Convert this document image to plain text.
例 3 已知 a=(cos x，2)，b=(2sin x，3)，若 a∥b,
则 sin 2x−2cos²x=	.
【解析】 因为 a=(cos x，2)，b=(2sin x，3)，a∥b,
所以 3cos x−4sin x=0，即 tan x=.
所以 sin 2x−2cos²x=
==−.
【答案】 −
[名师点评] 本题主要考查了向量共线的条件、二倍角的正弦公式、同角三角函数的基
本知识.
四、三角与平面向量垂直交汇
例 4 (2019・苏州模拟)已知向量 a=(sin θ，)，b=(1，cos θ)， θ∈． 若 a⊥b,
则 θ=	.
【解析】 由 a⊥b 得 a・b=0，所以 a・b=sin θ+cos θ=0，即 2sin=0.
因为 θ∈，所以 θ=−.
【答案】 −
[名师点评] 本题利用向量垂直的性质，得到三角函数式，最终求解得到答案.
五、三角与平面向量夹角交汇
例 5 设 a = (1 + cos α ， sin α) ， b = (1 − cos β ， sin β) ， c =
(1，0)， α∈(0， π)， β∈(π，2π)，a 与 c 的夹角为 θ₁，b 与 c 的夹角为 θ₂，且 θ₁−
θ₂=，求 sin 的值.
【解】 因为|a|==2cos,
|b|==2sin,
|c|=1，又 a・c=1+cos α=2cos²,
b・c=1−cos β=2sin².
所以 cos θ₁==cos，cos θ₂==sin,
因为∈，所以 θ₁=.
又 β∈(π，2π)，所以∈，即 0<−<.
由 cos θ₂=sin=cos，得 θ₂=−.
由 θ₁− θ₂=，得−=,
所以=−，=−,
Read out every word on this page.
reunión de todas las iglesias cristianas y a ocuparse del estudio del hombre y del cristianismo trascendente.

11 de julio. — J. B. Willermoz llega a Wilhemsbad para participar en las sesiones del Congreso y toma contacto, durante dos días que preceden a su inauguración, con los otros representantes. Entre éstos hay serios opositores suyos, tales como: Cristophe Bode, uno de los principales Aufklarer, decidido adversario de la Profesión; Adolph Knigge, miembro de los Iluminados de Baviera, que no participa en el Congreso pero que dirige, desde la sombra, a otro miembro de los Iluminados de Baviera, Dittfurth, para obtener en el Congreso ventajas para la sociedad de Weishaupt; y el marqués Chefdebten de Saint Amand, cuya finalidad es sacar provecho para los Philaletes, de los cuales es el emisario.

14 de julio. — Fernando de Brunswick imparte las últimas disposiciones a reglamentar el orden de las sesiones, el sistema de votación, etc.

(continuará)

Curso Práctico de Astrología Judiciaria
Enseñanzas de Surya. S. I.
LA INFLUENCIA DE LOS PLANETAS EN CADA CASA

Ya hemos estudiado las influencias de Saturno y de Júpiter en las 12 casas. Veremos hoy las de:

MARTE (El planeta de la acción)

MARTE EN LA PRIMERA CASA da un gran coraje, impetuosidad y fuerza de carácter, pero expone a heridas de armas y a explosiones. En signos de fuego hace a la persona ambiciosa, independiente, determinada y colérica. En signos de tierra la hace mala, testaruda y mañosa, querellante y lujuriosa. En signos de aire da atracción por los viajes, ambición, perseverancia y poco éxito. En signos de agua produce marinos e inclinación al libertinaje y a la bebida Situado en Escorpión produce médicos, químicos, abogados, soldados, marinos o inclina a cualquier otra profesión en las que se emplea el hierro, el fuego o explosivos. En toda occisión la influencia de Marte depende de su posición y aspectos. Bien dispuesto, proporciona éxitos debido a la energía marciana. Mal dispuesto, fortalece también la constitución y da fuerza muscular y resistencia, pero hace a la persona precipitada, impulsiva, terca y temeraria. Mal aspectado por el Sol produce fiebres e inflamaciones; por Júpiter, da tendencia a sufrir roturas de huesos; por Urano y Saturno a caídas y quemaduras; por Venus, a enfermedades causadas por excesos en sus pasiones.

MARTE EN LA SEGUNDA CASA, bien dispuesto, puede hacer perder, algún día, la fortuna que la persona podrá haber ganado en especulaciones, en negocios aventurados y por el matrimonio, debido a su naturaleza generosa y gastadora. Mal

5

DIRECTIVE.
Reproduce every record above exactly as it appears.

REPLY TO THE TASK.
Convert this document image to plain text.
例 3 已知 a=(cos x，2)，b=(2sin x，3)，若 a∥b,
则 sin 2x−2cos²x=	.
【解析】 因为 a=(cos x，2)，b=(2sin x，3)，a∥b,
所以 3cos x−4sin x=0，即 tan x=.
所以 sin 2x−2cos²x=
==−.
【答案】 −
[名师点评] 本题主要考查了向量共线的条件、二倍角的正弦公式、同角三角函数的基
本知识.
四、三角与平面向量垂直交汇
例 4 (2019・苏州模拟)已知向量 a=(sin θ，)，b=(1，cos θ)， θ∈． 若 a⊥b,
则 θ=	.
【解析】 由 a⊥b 得 a・b=0，所以 a・b=sin θ+cos θ=0，即 2sin=0.
因为 θ∈，所以 θ=−.
【答案】 −
[名师点评] 本题利用向量垂直的性质，得到三角函数式，最终求解得到答案.
五、三角与平面向量夹角交汇
例 5 设 a = (1 + cos α ， sin α) ， b = (1 − cos β ， sin β) ， c =
(1，0)， α∈(0， π)， β∈(π，2π)，a 与 c 的夹角为 θ₁，b 与 c 的夹角为 θ₂，且 θ₁−
θ₂=，求 sin 的值.
【解】 因为|a|==2cos,
|b|==2sin,
|c|=1，又 a・c=1+cos α=2cos²,
b・c=1−cos β=2sin².
所以 cos θ₁==cos，cos θ₂==sin,
因为∈，所以 θ₁=.
又 β∈(π，2π)，所以∈，即 0<−<.
由 cos θ₂=sin=cos，得 θ₂=−.
由 θ₁− θ₂=，得−=,
所以=−，=−,
Read out every word on this page.
reunión de todas las iglesias cristianas y a ocuparse del estudio del hombre y del cristianismo trascendente.

11 de julio. — J. B. Willermoz llega a Wilhemsbad para participar en las sesiones del Congreso y toma contacto, durante dos días que preceden a su inauguración, con los otros representantes. Entre éstos hay serios opositores suyos, tales como: Cristophe Bode, uno de los principales Aufklarer, decidido adversario de la Profesión; Adolph Knigge, miembro de los Iluminados de Baviera, que no participa en el Congreso pero que dirige, desde la sombra, a otro miembro de los Iluminados de Baviera, Dittfurth, para obtener en el Congreso ventajas para la sociedad de Weishaupt; y el marqués Chefdebten de Saint Amand, cuya finalidad es sacar provecho para los Philaletes, de los cuales es el emisario.

14 de julio. — Fernando de Brunswick imparte las últimas disposiciones a reglamentar el orden de las sesiones, el sistema de votación, etc.

(continuará)

Curso Práctico de Astrología Judiciaria
Enseñanzas de Surya. S. I.
LA INFLUENCIA DE LOS PLANETAS EN CADA CASA

Ya hemos estudiado las influencias de Saturno y de Júpiter en las 12 casas. Veremos hoy las de:

MARTE (El planeta de la acción)

MARTE EN LA PRIMERA CASA da un gran coraje, impetuosidad y fuerza de carácter, pero expone a heridas de armas y a explosiones. En signos de fuego hace a la persona ambiciosa, independiente, determinada y colérica. En signos de tierra la hace mala, testaruda y mañosa, querellante y lujuriosa. En signos de aire da atracción por los viajes, ambición, perseverancia y poco éxito. En signos de agua produce marinos e inclinación al libertinaje y a la bebida Situado en Escorpión produce médicos, químicos, abogados, soldados, marinos o inclina a cualquier otra profesión en las que se emplea el hierro, el fuego o explosivos. En toda occisión la influencia de Marte depende de su posición y aspectos. Bien dispuesto, proporciona éxitos debido a la energía marciana. Mal dispuesto, fortalece también la constitución y da fuerza muscular y resistencia, pero hace a la persona precipitada, impulsiva, terca y temeraria. Mal aspectado por el Sol produce fiebres e inflamaciones; por Júpiter, da tendencia a sufrir roturas de huesos; por Urano y Saturno a caídas y quemaduras; por Venus, a enfermedades causadas por excesos en sus pasiones.

MARTE EN LA SEGUNDA CASA, bien dispuesto, puede hacer perder, algún día, la fortuna que la persona podrá haber ganado en especulaciones, en negocios aventurados y por el matrimonio, debido a su naturaleza generosa y gastadora. Mal

5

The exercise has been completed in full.